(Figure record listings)
BEGIN

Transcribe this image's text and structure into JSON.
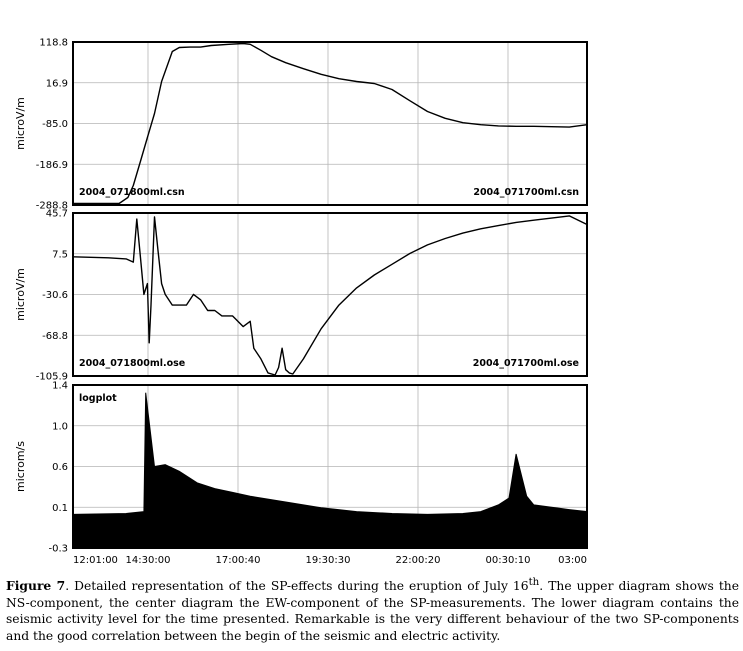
{
  "chart_data": [
    {
      "type": "line",
      "ylabel": "microV/m",
      "yticks": [
        "118.8",
        "16.9",
        "-85.0",
        "-186.9",
        "-288.8"
      ],
      "ylim": [
        -288.8,
        118.8
      ],
      "xlim": [
        0,
        14.5
      ],
      "grid": true,
      "annotation_left": "2004_071800ml.csn",
      "annotation_right": "2004_071700ml.csn",
      "series": [
        {
          "x": [
            0,
            0.3,
            0.8,
            1.3,
            1.55,
            1.7,
            1.9,
            2.1,
            2.3,
            2.5,
            2.8,
            3.0,
            3.3,
            3.6,
            3.9,
            4.4,
            4.8,
            5.0,
            5.3,
            5.6,
            6.0,
            6.5,
            7.0,
            7.5,
            8.0,
            8.5,
            9.0,
            9.5,
            10.0,
            10.5,
            11.0,
            11.5,
            12.0,
            12.5,
            13.0,
            13.5,
            14.0,
            14.5
          ],
          "y": [
            -285,
            -285,
            -285,
            -285,
            -270,
            -240,
            -180,
            -120,
            -60,
            20,
            95,
            105,
            106,
            106,
            110,
            113,
            115,
            113,
            98,
            82,
            67,
            52,
            38,
            27,
            20,
            15,
            0,
            -28,
            -55,
            -72,
            -83,
            -88,
            -91,
            -92,
            -92,
            -93,
            -94,
            -88
          ]
        }
      ]
    },
    {
      "type": "line",
      "ylabel": "microV/m",
      "yticks": [
        "45.7",
        "7.5",
        "-30.6",
        "-68.8",
        "-105.9"
      ],
      "ylim": [
        -105.9,
        45.7
      ],
      "xlim": [
        0,
        14.5
      ],
      "grid": true,
      "annotation_left": "2004_071800ml.ose",
      "annotation_right": "2004_071700ml.ose",
      "series": [
        {
          "x": [
            0,
            0.5,
            1.0,
            1.5,
            1.7,
            1.8,
            1.9,
            2.0,
            2.1,
            2.15,
            2.2,
            2.3,
            2.4,
            2.5,
            2.6,
            2.8,
            3.0,
            3.2,
            3.4,
            3.6,
            3.8,
            4.0,
            4.2,
            4.5,
            4.8,
            5.0,
            5.1,
            5.3,
            5.5,
            5.7,
            5.8,
            5.9,
            6.0,
            6.1,
            6.2,
            6.5,
            7.0,
            7.5,
            8.0,
            8.5,
            9.0,
            9.5,
            10.0,
            10.5,
            11.0,
            11.5,
            12.0,
            12.5,
            13.0,
            13.5,
            14.0,
            14.5
          ],
          "y": [
            5,
            4.5,
            4,
            3,
            0,
            40,
            5,
            -30,
            -20,
            -75,
            -40,
            42,
            10,
            -20,
            -30,
            -40,
            -40,
            -40,
            -30,
            -35,
            -45,
            -45,
            -50,
            -50,
            -60,
            -55,
            -80,
            -90,
            -103,
            -105,
            -98,
            -80,
            -100,
            -103,
            -104,
            -90,
            -62,
            -40,
            -24,
            -12,
            -2,
            8,
            16,
            22,
            27,
            31,
            34,
            37,
            39,
            41,
            43,
            35
          ]
        }
      ]
    },
    {
      "type": "area",
      "ylabel": "microm/s",
      "yticks": [
        "1.4",
        "1.0",
        "0.6",
        "0.1",
        "-0.3"
      ],
      "ylim": [
        -0.3,
        1.4
      ],
      "xlim": [
        0,
        14.5
      ],
      "grid": true,
      "annotation_left": "logplot",
      "xticks": [
        "12:01:00",
        "14:30:00",
        "17:00:40",
        "19:30:30",
        "22:00:20",
        "00:30:10",
        "03:00"
      ],
      "series": [
        {
          "x": [
            0,
            1.5,
            2.0,
            2.05,
            2.3,
            2.6,
            3.0,
            3.5,
            4.0,
            4.5,
            5.0,
            6.0,
            7.0,
            8.0,
            9.0,
            10.0,
            11.0,
            11.5,
            12.0,
            12.3,
            12.5,
            12.8,
            13.0,
            14.0,
            14.5
          ],
          "y": [
            0.05,
            0.06,
            0.08,
            1.32,
            0.55,
            0.57,
            0.5,
            0.38,
            0.32,
            0.28,
            0.24,
            0.18,
            0.12,
            0.08,
            0.06,
            0.05,
            0.06,
            0.08,
            0.15,
            0.22,
            0.68,
            0.24,
            0.15,
            0.1,
            0.08
          ]
        }
      ]
    }
  ],
  "caption": {
    "label": "Figure 7",
    "text_1": ". Detailed representation of the SP-effects during the eruption of July 16",
    "superscript": "th",
    "text_2": ". The upper diagram shows the NS-component, the center diagram the EW-component of the SP-measurements. The lower diagram contains the seismic activity level for the time presented. Remarkable is the very different behaviour of the two SP-components and the good correlation between the begin of the seismic and electric activity."
  }
}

END

§ **Stated exercise**
Reproduce the material above verbatim; omit every picture.

§ **Result of the task**
Transcribe this image's text and structure into JSON.
{
  "chart_data": [
    {
      "type": "line",
      "ylabel": "microV/m",
      "yticks": [
        "118.8",
        "16.9",
        "-85.0",
        "-186.9",
        "-288.8"
      ],
      "ylim": [
        -288.8,
        118.8
      ],
      "xlim": [
        0,
        14.5
      ],
      "grid": true,
      "annotation_left": "2004_071800ml.csn",
      "annotation_right": "2004_071700ml.csn",
      "series": [
        {
          "x": [
            0,
            0.3,
            0.8,
            1.3,
            1.55,
            1.7,
            1.9,
            2.1,
            2.3,
            2.5,
            2.8,
            3.0,
            3.3,
            3.6,
            3.9,
            4.4,
            4.8,
            5.0,
            5.3,
            5.6,
            6.0,
            6.5,
            7.0,
            7.5,
            8.0,
            8.5,
            9.0,
            9.5,
            10.0,
            10.5,
            11.0,
            11.5,
            12.0,
            12.5,
            13.0,
            13.5,
            14.0,
            14.5
          ],
          "y": [
            -285,
            -285,
            -285,
            -285,
            -270,
            -240,
            -180,
            -120,
            -60,
            20,
            95,
            105,
            106,
            106,
            110,
            113,
            115,
            113,
            98,
            82,
            67,
            52,
            38,
            27,
            20,
            15,
            0,
            -28,
            -55,
            -72,
            -83,
            -88,
            -91,
            -92,
            -92,
            -93,
            -94,
            -88
          ]
        }
      ]
    },
    {
      "type": "line",
      "ylabel": "microV/m",
      "yticks": [
        "45.7",
        "7.5",
        "-30.6",
        "-68.8",
        "-105.9"
      ],
      "ylim": [
        -105.9,
        45.7
      ],
      "xlim": [
        0,
        14.5
      ],
      "grid": true,
      "annotation_left": "2004_071800ml.ose",
      "annotation_right": "2004_071700ml.ose",
      "series": [
        {
          "x": [
            0,
            0.5,
            1.0,
            1.5,
            1.7,
            1.8,
            1.9,
            2.0,
            2.1,
            2.15,
            2.2,
            2.3,
            2.4,
            2.5,
            2.6,
            2.8,
            3.0,
            3.2,
            3.4,
            3.6,
            3.8,
            4.0,
            4.2,
            4.5,
            4.8,
            5.0,
            5.1,
            5.3,
            5.5,
            5.7,
            5.8,
            5.9,
            6.0,
            6.1,
            6.2,
            6.5,
            7.0,
            7.5,
            8.0,
            8.5,
            9.0,
            9.5,
            10.0,
            10.5,
            11.0,
            11.5,
            12.0,
            12.5,
            13.0,
            13.5,
            14.0,
            14.5
          ],
          "y": [
            5,
            4.5,
            4,
            3,
            0,
            40,
            5,
            -30,
            -20,
            -75,
            -40,
            42,
            10,
            -20,
            -30,
            -40,
            -40,
            -40,
            -30,
            -35,
            -45,
            -45,
            -50,
            -50,
            -60,
            -55,
            -80,
            -90,
            -103,
            -105,
            -98,
            -80,
            -100,
            -103,
            -104,
            -90,
            -62,
            -40,
            -24,
            -12,
            -2,
            8,
            16,
            22,
            27,
            31,
            34,
            37,
            39,
            41,
            43,
            35
          ]
        }
      ]
    },
    {
      "type": "area",
      "ylabel": "microm/s",
      "yticks": [
        "1.4",
        "1.0",
        "0.6",
        "0.1",
        "-0.3"
      ],
      "ylim": [
        -0.3,
        1.4
      ],
      "xlim": [
        0,
        14.5
      ],
      "grid": true,
      "annotation_left": "logplot",
      "xticks": [
        "12:01:00",
        "14:30:00",
        "17:00:40",
        "19:30:30",
        "22:00:20",
        "00:30:10",
        "03:00"
      ],
      "series": [
        {
          "x": [
            0,
            1.5,
            2.0,
            2.05,
            2.3,
            2.6,
            3.0,
            3.5,
            4.0,
            4.5,
            5.0,
            6.0,
            7.0,
            8.0,
            9.0,
            10.0,
            11.0,
            11.5,
            12.0,
            12.3,
            12.5,
            12.8,
            13.0,
            14.0,
            14.5
          ],
          "y": [
            0.05,
            0.06,
            0.08,
            1.32,
            0.55,
            0.57,
            0.5,
            0.38,
            0.32,
            0.28,
            0.24,
            0.18,
            0.12,
            0.08,
            0.06,
            0.05,
            0.06,
            0.08,
            0.15,
            0.22,
            0.68,
            0.24,
            0.15,
            0.1,
            0.08
          ]
        }
      ]
    }
  ],
  "caption": {
    "label": "Figure 7",
    "text_1": ". Detailed representation of the SP-effects during the eruption of July 16",
    "superscript": "th",
    "text_2": ". The upper diagram shows the NS-component, the center diagram the EW-component of the SP-measurements. The lower diagram contains the seismic activity level for the time presented. Remarkable is the very different behaviour of the two SP-components and the good correlation between the begin of the seismic and electric activity."
  }
}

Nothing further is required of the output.